→ GIVEN EXERCISE
Write the records below out in full, character for character, with no pictures.

Stored entries:
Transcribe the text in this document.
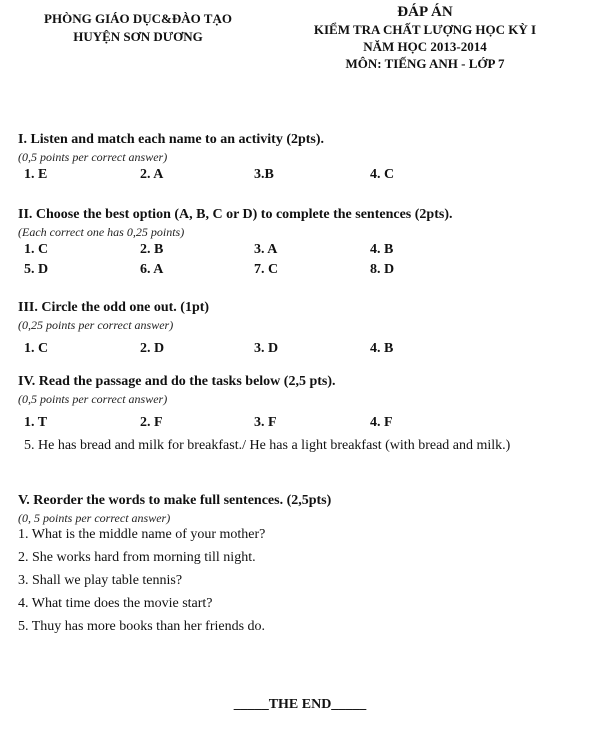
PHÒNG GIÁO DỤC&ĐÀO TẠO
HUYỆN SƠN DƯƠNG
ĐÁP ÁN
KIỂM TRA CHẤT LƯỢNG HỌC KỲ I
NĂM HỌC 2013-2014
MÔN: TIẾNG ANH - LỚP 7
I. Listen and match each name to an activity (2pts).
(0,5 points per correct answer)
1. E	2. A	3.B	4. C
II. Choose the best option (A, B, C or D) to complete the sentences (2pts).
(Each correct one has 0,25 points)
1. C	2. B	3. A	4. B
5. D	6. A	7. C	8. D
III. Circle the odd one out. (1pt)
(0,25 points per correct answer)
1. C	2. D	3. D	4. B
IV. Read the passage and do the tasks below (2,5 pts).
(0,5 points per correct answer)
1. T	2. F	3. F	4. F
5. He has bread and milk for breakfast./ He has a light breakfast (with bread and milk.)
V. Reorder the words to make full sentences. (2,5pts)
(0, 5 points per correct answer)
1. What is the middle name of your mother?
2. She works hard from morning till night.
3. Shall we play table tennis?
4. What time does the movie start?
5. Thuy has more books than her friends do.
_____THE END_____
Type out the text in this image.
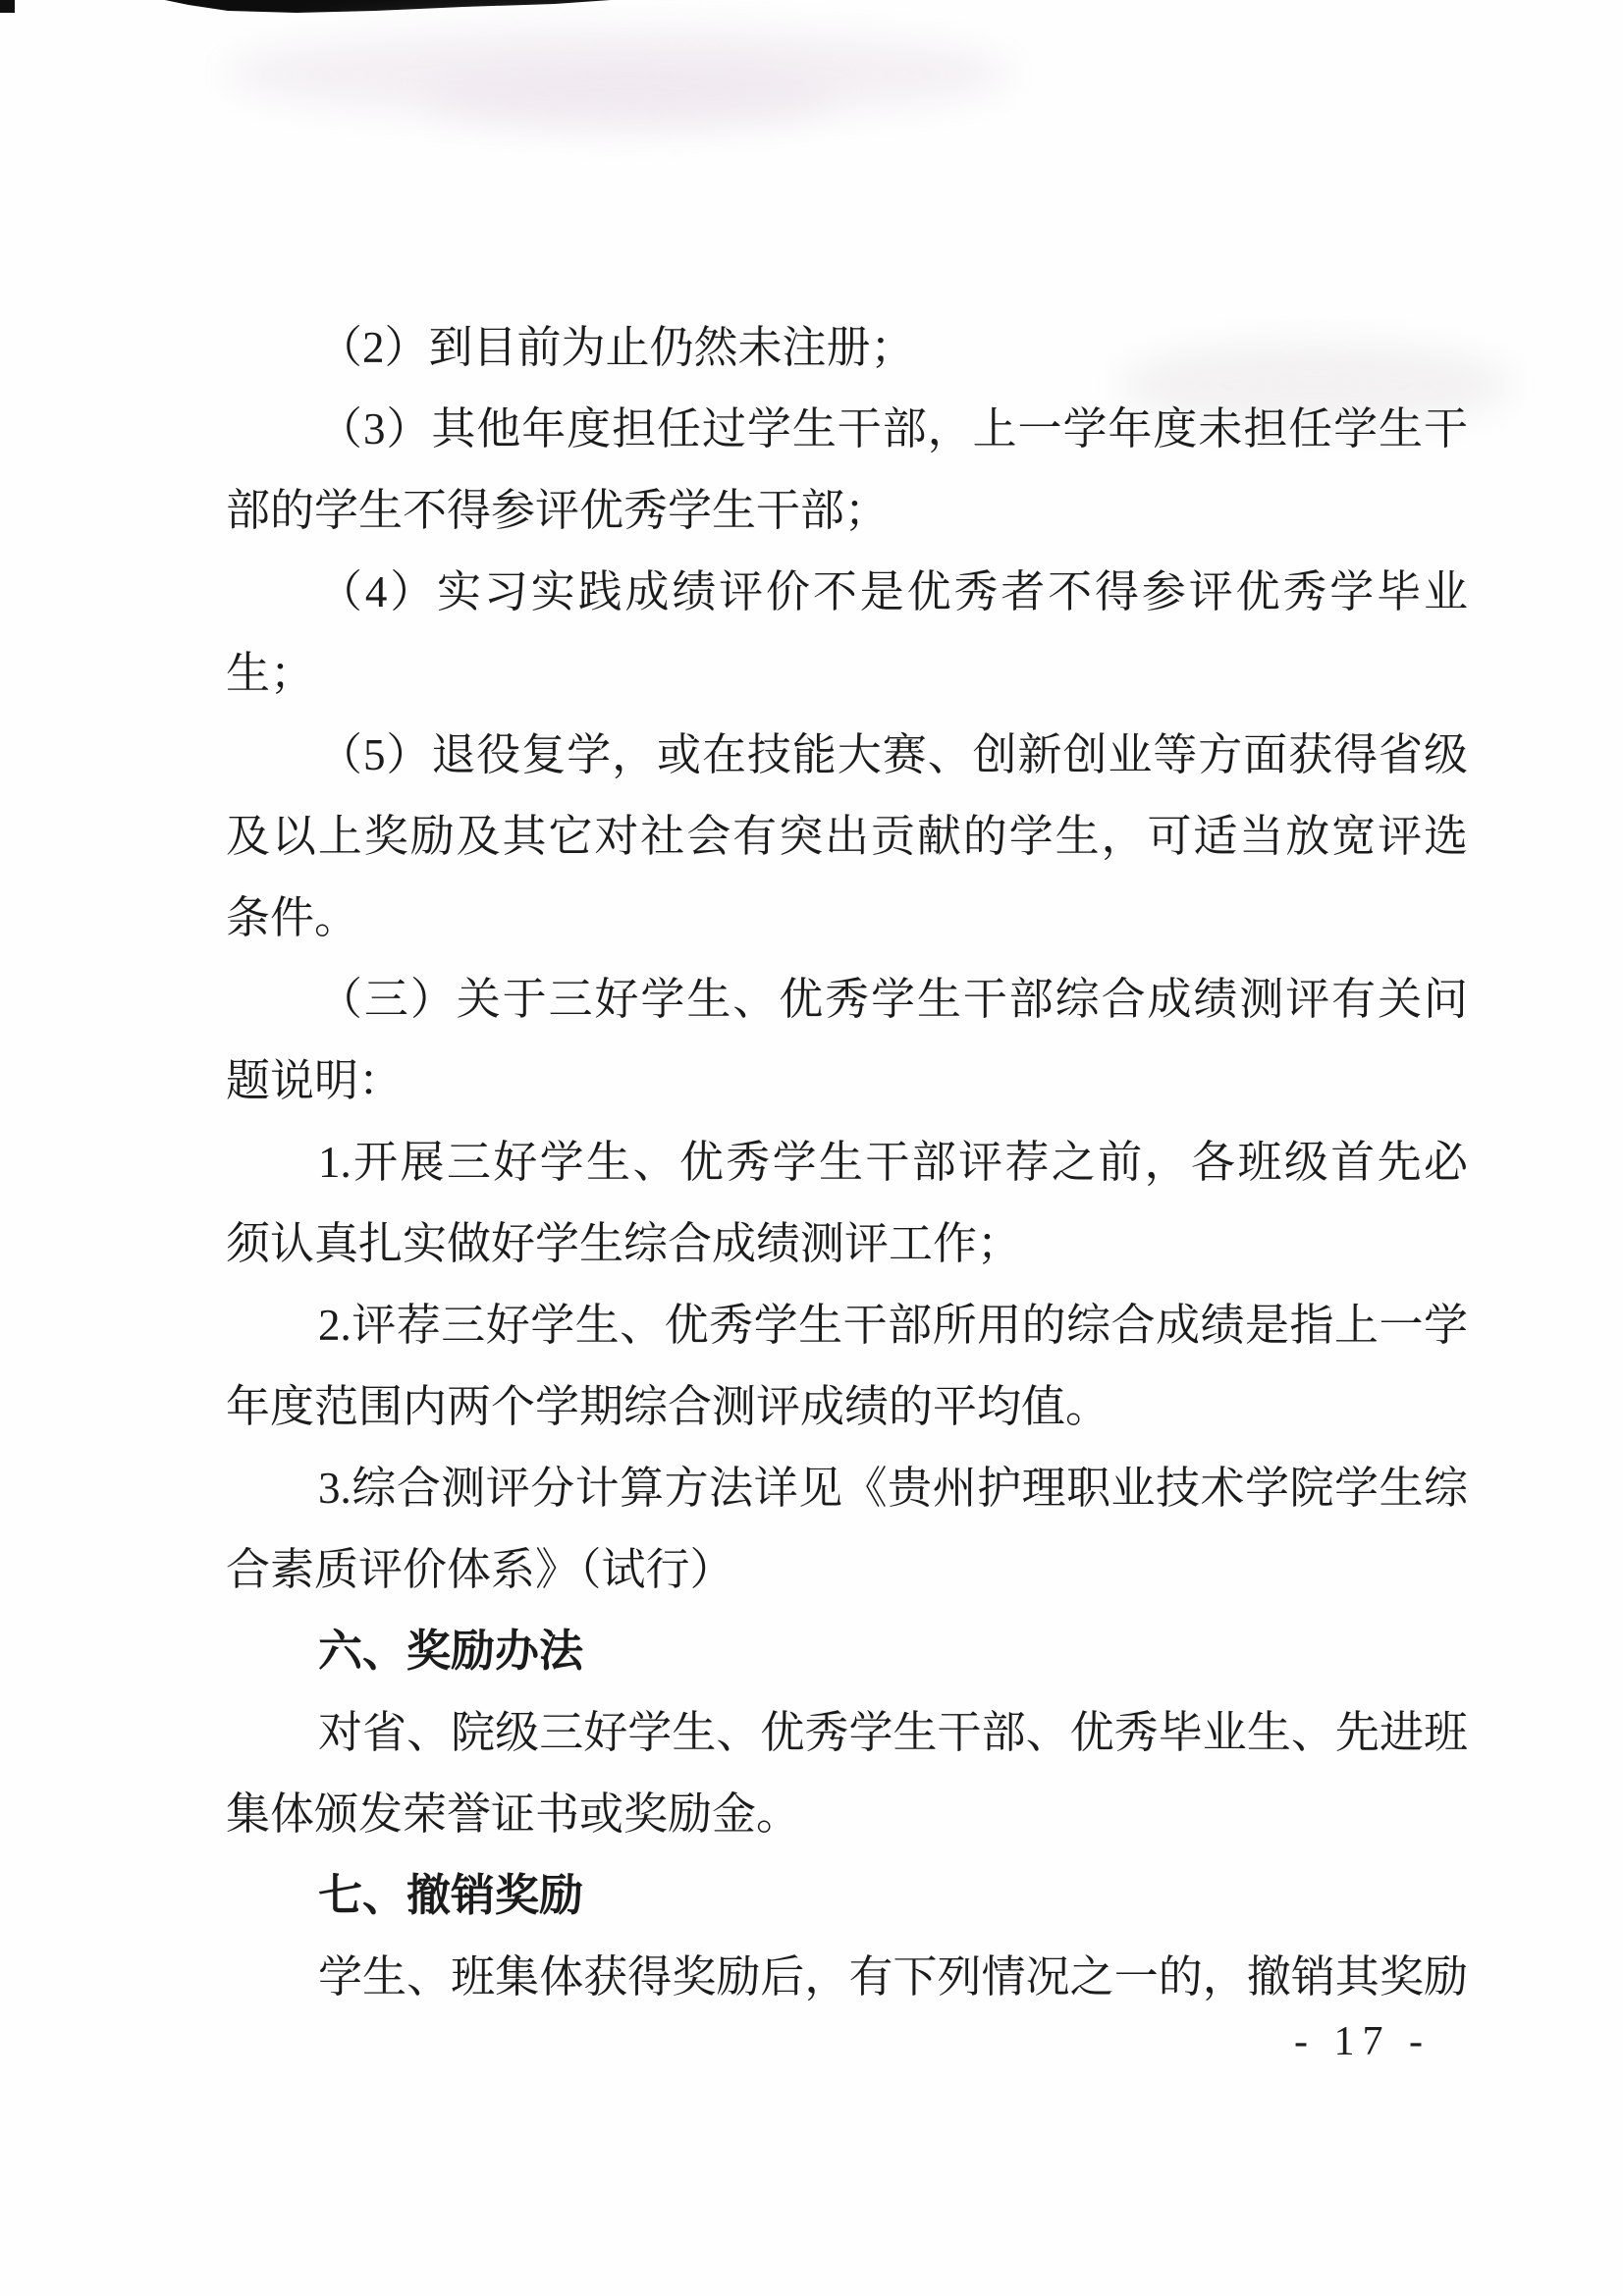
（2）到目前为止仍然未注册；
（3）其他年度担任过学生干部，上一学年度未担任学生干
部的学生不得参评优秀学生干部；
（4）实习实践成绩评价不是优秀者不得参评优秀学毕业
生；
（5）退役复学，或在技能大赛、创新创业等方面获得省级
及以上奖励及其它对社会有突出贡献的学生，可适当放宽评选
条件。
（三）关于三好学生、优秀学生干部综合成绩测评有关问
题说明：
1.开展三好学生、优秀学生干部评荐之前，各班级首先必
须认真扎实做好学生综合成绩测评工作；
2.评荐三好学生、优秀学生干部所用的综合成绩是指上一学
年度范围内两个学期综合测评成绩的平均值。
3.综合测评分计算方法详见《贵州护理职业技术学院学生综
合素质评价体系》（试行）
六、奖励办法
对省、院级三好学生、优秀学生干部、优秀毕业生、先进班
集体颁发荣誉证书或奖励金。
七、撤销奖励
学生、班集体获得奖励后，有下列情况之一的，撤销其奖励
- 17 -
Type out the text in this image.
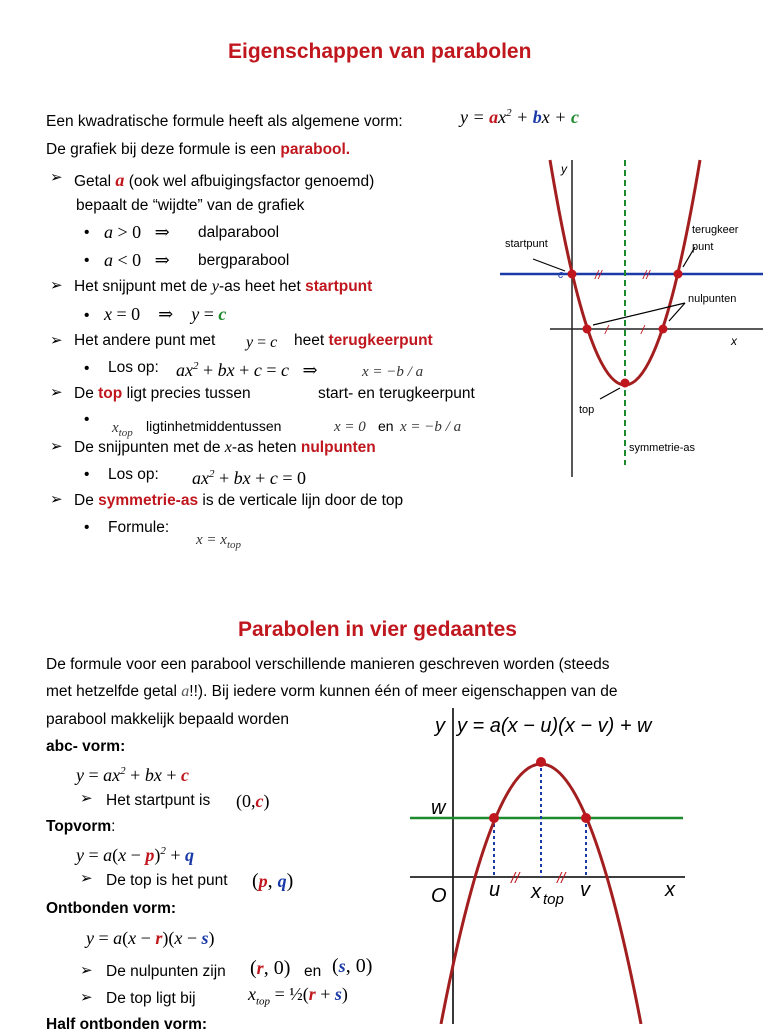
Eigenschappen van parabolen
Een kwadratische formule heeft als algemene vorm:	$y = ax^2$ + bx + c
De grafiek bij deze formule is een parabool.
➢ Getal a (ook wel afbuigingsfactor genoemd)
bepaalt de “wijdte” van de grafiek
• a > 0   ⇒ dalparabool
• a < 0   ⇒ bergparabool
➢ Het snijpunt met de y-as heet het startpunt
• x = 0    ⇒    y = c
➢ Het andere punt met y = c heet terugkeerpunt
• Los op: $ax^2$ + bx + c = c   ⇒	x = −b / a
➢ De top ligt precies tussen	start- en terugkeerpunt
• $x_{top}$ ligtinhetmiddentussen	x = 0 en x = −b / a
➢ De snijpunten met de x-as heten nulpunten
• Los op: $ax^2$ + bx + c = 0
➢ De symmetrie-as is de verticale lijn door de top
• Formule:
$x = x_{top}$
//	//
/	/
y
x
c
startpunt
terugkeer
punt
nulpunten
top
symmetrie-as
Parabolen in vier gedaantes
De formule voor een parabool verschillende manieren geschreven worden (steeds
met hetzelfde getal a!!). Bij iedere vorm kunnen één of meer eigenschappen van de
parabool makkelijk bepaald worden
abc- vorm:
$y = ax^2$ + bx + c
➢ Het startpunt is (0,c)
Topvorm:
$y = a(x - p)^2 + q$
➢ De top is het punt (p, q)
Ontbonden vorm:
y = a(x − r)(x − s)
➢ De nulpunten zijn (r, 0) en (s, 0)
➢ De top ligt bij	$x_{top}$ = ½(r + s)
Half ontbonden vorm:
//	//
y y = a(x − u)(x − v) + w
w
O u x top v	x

→ RESPONSE TO THE EXERCISE
Transcribe the text in this document.
PHÒNG GIÁO DỤC&ĐÀO TẠO
HUYỆN SƠN DƯƠNG
ĐÁP ÁN
KIỂM TRA CHẤT LƯỢNG HỌC KỲ I
NĂM HỌC 2013-2014
MÔN: TIẾNG ANH - LỚP 7
I. Listen and match each name to an activity (2pts).
(0,5 points per correct answer)
1. E	2. A	3.B	4. C
II. Choose the best option (A, B, C or D) to complete the sentences (2pts).
(Each correct one has 0,25 points)
1. C	2. B	3. A	4. B
5. D	6. A	7. C	8. D
III. Circle the odd one out. (1pt)
(0,25 points per correct answer)
1. C	2. D	3. D	4. B
IV. Read the passage and do the tasks below (2,5 pts).
(0,5 points per correct answer)
1. T	2. F	3. F	4. F
5. He has bread and milk for breakfast./ He has a light breakfast (with bread and milk.)
V. Reorder the words to make full sentences. (2,5pts)
(0, 5 points per correct answer)
1. What is the middle name of your mother?
2. She works hard from morning till night.
3. Shall we play table tennis?
4. What time does the movie start?
5. Thuy has more books than her friends do.
_____THE END_____
Type out the text in this image.
（2）到目前为止仍然未注册；
（3）其他年度担任过学生干部，上一学年度未担任学生干
部的学生不得参评优秀学生干部；
（4）实习实践成绩评价不是优秀者不得参评优秀学毕业
生；
（5）退役复学，或在技能大赛、创新创业等方面获得省级
及以上奖励及其它对社会有突出贡献的学生，可适当放宽评选
条件。
（三）关于三好学生、优秀学生干部综合成绩测评有关问
题说明：
1.开展三好学生、优秀学生干部评荐之前，各班级首先必
须认真扎实做好学生综合成绩测评工作；
2.评荐三好学生、优秀学生干部所用的综合成绩是指上一学
年度范围内两个学期综合测评成绩的平均值。
3.综合测评分计算方法详见《贵州护理职业技术学院学生综
合素质评价体系》（试行）
六、奖励办法
对省、院级三好学生、优秀学生干部、优秀毕业生、先进班
集体颁发荣誉证书或奖励金。
七、撤销奖励
学生、班集体获得奖励后，有下列情况之一的，撤销其奖励
- 17 -
Type out the text in this image.
Eigenschappen van parabolen
Een kwadratische formule heeft als algemene vorm:	$y = ax^2$ + bx + c
De grafiek bij deze formule is een parabool.
➢ Getal a (ook wel afbuigingsfactor genoemd)
bepaalt de “wijdte” van de grafiek
• a > 0   ⇒ dalparabool
• a < 0   ⇒ bergparabool
➢ Het snijpunt met de y-as heet het startpunt
• x = 0    ⇒    y = c
➢ Het andere punt met y = c heet terugkeerpunt
• Los op: $ax^2$ + bx + c = c   ⇒	x = −b / a
➢ De top ligt precies tussen	start- en terugkeerpunt
• $x_{top}$ ligtinhetmiddentussen	x = 0 en x = −b / a
➢ De snijpunten met de x-as heten nulpunten
• Los op: $ax^2$ + bx + c = 0
➢ De symmetrie-as is de verticale lijn door de top
• Formule:
$x = x_{top}$
//	//
/	/
y
x
c
startpunt
terugkeer
punt
nulpunten
top
symmetrie-as
Parabolen in vier gedaantes
De formule voor een parabool verschillende manieren geschreven worden (steeds
met hetzelfde getal a!!). Bij iedere vorm kunnen één of meer eigenschappen van de
parabool makkelijk bepaald worden
abc- vorm:
$y = ax^2$ + bx + c
➢ Het startpunt is (0,c)
Topvorm:
$y = a(x - p)^2 + q$
➢ De top is het punt (p, q)
Ontbonden vorm:
y = a(x − r)(x − s)
➢ De nulpunten zijn (r, 0) en (s, 0)
➢ De top ligt bij	$x_{top}$ = ½(r + s)
Half ontbonden vorm:
//	//
y y = a(x − u)(x − v) + w
w
O u x top v	x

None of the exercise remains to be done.